> _Aim of the task_
From the listing that follows, output everything exactly except the pictures.

++++++++++++++++++++

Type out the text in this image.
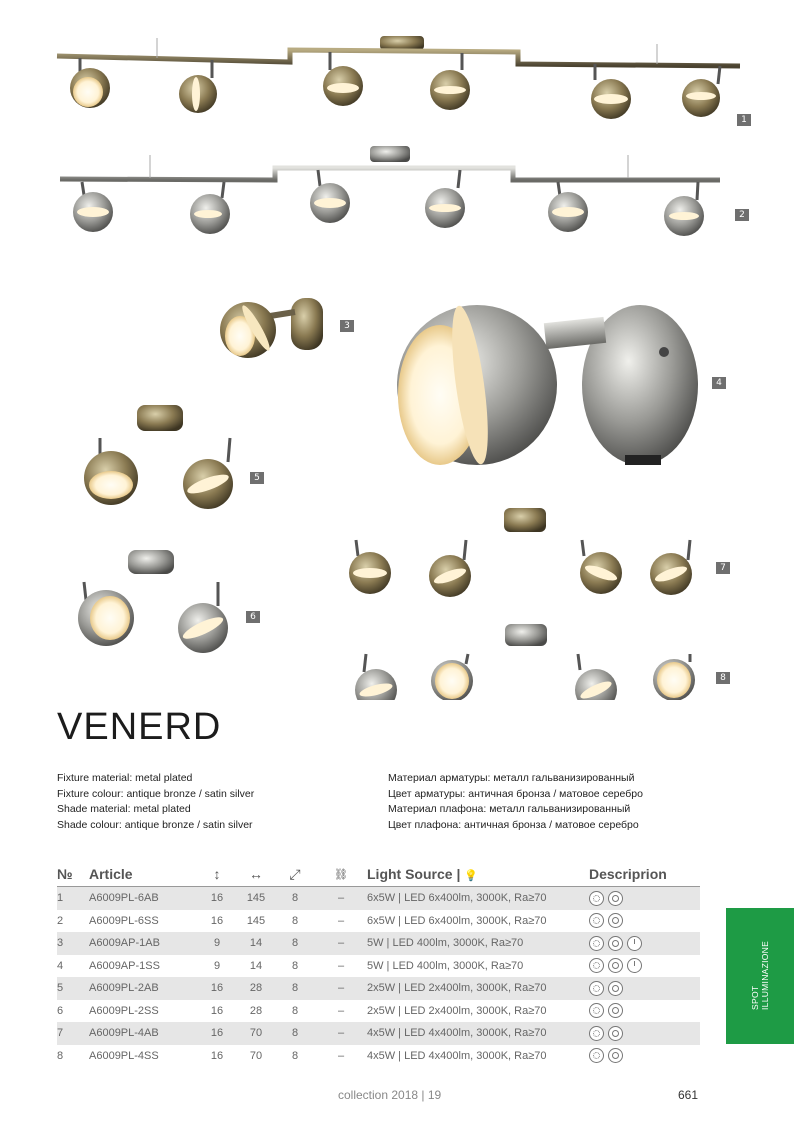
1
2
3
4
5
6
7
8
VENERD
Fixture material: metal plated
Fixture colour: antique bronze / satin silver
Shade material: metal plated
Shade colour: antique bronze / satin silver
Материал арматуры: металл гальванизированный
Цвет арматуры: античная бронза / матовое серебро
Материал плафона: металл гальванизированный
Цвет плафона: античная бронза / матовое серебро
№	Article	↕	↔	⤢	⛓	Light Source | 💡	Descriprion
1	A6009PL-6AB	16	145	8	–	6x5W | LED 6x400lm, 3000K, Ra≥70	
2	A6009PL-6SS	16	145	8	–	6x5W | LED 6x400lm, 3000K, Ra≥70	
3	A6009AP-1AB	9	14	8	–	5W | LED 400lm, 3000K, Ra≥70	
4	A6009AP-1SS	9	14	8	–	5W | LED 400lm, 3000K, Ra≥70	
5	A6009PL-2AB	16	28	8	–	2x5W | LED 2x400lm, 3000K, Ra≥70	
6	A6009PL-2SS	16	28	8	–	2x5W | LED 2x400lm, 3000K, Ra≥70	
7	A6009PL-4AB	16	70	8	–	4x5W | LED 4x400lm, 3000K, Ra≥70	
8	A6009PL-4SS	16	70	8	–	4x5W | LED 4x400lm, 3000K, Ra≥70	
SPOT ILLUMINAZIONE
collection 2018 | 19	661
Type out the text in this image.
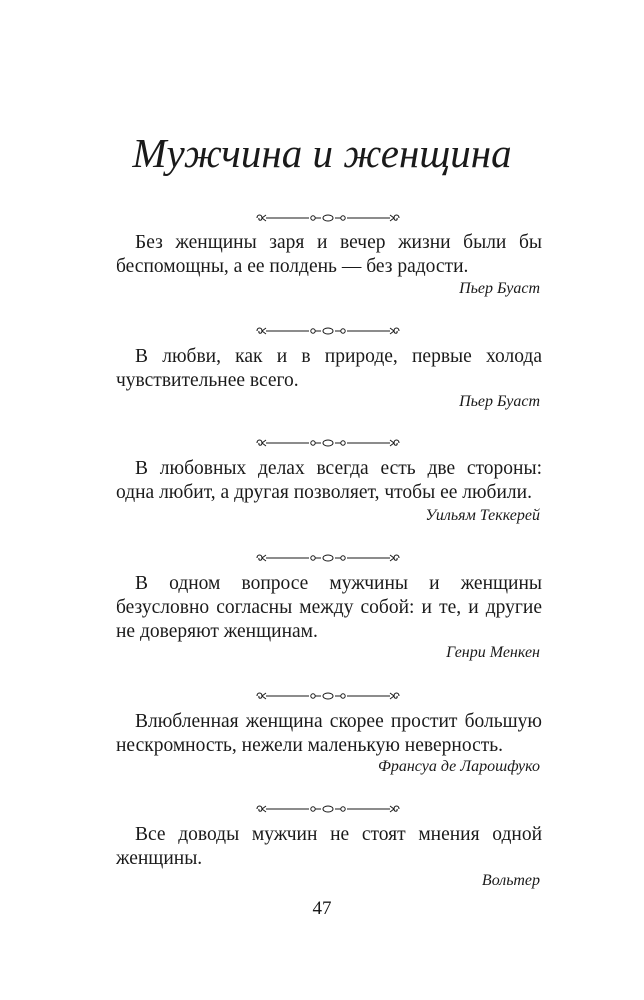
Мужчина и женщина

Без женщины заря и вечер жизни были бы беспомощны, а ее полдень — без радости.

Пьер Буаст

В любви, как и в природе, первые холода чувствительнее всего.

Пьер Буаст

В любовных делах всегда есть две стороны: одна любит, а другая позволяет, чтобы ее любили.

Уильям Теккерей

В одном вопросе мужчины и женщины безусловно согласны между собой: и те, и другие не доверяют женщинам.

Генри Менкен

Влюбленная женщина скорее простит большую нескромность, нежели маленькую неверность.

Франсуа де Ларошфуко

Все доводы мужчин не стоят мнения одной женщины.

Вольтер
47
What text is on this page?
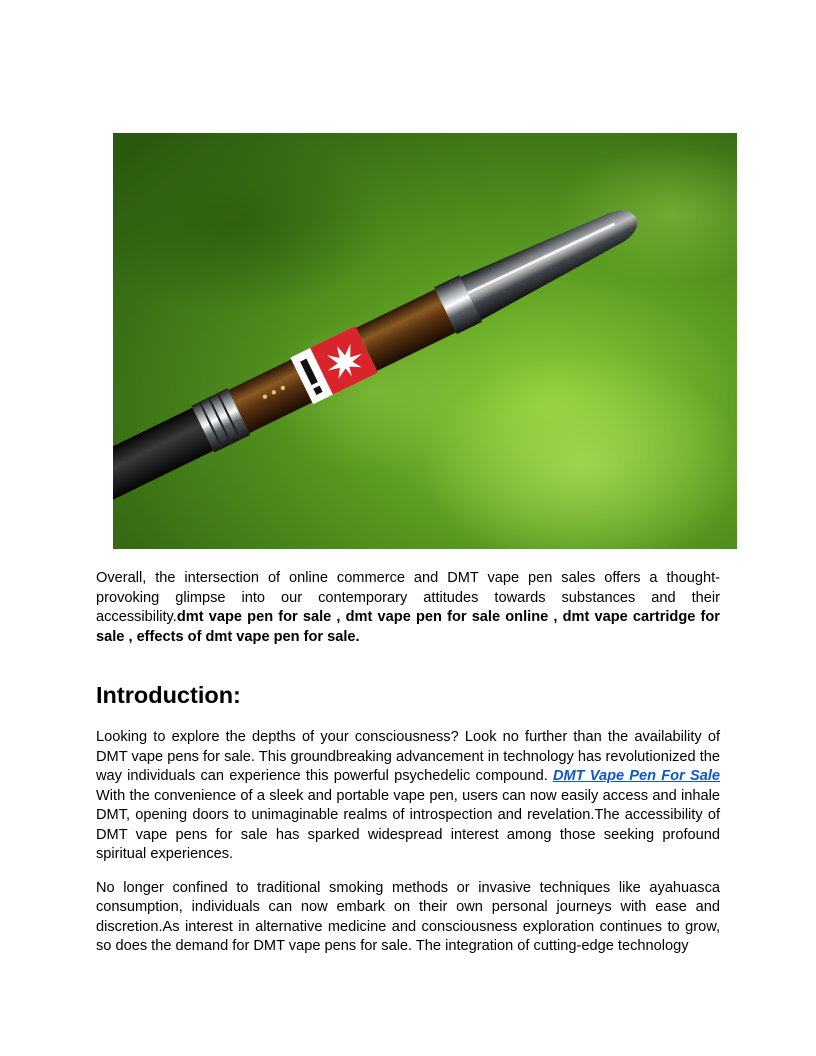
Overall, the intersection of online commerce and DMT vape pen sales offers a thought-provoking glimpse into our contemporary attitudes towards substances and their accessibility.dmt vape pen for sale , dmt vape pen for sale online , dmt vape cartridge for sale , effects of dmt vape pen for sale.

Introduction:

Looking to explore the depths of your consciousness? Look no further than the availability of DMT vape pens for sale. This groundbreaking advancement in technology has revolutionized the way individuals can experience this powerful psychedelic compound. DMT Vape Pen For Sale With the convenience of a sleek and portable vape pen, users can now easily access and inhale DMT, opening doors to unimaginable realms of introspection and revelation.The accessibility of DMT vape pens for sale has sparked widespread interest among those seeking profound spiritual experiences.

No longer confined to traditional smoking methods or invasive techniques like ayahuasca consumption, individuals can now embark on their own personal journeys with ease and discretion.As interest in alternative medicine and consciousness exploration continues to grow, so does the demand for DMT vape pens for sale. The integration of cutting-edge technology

++++++++++++++++++++

> _Exercise output_
Type out the text in this image.
1
2
3
4
5
6
7
8
VENERD
Fixture material: metal plated
Fixture colour: antique bronze / satin silver
Shade material: metal plated
Shade colour: antique bronze / satin silver
Материал арматуры: металл гальванизированный
Цвет арматуры: античная бронза / матовое серебро
Материал плафона: металл гальванизированный
Цвет плафона: античная бронза / матовое серебро
№	Article	↕	↔	⤢	⛓	Light Source | 💡	Descriprion
1	A6009PL-6AB	16	145	8	–	6x5W | LED 6x400lm, 3000K, Ra≥70	
2	A6009PL-6SS	16	145	8	–	6x5W | LED 6x400lm, 3000K, Ra≥70	
3	A6009AP-1AB	9	14	8	–	5W | LED 400lm, 3000K, Ra≥70	
4	A6009AP-1SS	9	14	8	–	5W | LED 400lm, 3000K, Ra≥70	
5	A6009PL-2AB	16	28	8	–	2x5W | LED 2x400lm, 3000K, Ra≥70	
6	A6009PL-2SS	16	28	8	–	2x5W | LED 2x400lm, 3000K, Ra≥70	
7	A6009PL-4AB	16	70	8	–	4x5W | LED 4x400lm, 3000K, Ra≥70	
8	A6009PL-4SS	16	70	8	–	4x5W | LED 4x400lm, 3000K, Ra≥70	
SPOT ILLUMINAZIONE
collection 2018 | 19	661
Type out the text in this image.
Мужчина и женщина

Без женщины заря и вечер жизни были бы беспомощны, а ее полдень — без радости.

Пьер Буаст

В любви, как и в природе, первые холода чувствительнее всего.

Пьер Буаст

В любовных делах всегда есть две стороны: одна любит, а другая позволяет, чтобы ее любили.

Уильям Теккерей

В одном вопросе мужчины и женщины безусловно согласны между собой: и те, и другие не доверяют женщинам.

Генри Менкен

Влюбленная женщина скорее простит большую нескромность, нежели маленькую неверность.

Франсуа де Ларошфуко

Все доводы мужчин не стоят мнения одной женщины.

Вольтер
47
What text is on this page?
Overall, the intersection of online commerce and DMT vape pen sales offers a thought-provoking glimpse into our contemporary attitudes towards substances and their accessibility.dmt vape pen for sale , dmt vape pen for sale online , dmt vape cartridge for sale , effects of dmt vape pen for sale.

Introduction:

Looking to explore the depths of your consciousness? Look no further than the availability of DMT vape pens for sale. This groundbreaking advancement in technology has revolutionized the way individuals can experience this powerful psychedelic compound. DMT Vape Pen For Sale With the convenience of a sleek and portable vape pen, users can now easily access and inhale DMT, opening doors to unimaginable realms of introspection and revelation.The accessibility of DMT vape pens for sale has sparked widespread interest among those seeking profound spiritual experiences.

No longer confined to traditional smoking methods or invasive techniques like ayahuasca consumption, individuals can now embark on their own personal journeys with ease and discretion.As interest in alternative medicine and consciousness exploration continues to grow, so does the demand for DMT vape pens for sale. The integration of cutting-edge technology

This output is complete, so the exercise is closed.